PROBLEM TO WORK ON:
Every line with the string "hebben" should be gathered.

PROVIDED INFORMATION:
########
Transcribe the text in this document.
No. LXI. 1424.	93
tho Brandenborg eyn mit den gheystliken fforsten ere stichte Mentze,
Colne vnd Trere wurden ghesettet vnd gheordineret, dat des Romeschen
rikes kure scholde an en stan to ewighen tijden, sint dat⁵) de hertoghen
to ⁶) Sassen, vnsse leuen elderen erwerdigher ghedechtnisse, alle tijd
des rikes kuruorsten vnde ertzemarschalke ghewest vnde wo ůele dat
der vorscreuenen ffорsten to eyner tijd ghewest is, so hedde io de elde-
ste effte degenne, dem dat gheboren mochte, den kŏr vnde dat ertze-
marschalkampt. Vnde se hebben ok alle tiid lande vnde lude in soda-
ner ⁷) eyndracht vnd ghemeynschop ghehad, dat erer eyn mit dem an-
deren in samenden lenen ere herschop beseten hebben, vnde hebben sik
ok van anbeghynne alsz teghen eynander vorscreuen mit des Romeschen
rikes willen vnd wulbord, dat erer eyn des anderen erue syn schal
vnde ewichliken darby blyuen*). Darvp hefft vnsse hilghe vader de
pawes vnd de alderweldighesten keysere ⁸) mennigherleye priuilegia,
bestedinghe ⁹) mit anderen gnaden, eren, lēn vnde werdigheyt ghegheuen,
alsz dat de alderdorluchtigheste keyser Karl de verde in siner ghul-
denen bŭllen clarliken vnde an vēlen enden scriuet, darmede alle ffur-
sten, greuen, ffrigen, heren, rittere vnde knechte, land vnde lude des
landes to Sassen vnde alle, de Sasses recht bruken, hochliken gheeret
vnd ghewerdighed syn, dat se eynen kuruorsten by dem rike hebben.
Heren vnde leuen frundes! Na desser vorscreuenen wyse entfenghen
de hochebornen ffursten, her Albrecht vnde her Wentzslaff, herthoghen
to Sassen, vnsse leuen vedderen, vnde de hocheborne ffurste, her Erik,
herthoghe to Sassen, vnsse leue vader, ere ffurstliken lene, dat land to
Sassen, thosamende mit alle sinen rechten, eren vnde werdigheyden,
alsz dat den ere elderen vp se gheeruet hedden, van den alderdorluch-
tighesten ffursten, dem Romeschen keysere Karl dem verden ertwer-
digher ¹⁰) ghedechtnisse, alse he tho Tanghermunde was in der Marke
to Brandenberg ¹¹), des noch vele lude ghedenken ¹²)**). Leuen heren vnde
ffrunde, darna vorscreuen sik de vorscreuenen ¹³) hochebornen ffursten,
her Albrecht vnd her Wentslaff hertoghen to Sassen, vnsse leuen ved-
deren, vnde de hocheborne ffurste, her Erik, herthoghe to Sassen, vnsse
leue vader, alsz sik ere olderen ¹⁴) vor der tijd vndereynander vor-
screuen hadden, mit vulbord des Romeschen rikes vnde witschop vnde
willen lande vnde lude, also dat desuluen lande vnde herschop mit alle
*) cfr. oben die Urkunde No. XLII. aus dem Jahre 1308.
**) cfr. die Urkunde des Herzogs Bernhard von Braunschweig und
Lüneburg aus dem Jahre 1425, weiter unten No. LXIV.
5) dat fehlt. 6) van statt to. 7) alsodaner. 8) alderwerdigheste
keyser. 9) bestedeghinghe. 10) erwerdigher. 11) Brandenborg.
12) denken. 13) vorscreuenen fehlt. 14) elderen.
########
EXPECTED ANSWER:
marschalkampt. Vnde se hebben ok alle tiid lande vnde lude in soda-
deren in samenden lenen ere herschop beseten hebben, vnde hebben sik
vnd ghewerdighed syn, dat se eynen kuruorsten by dem rike hebben.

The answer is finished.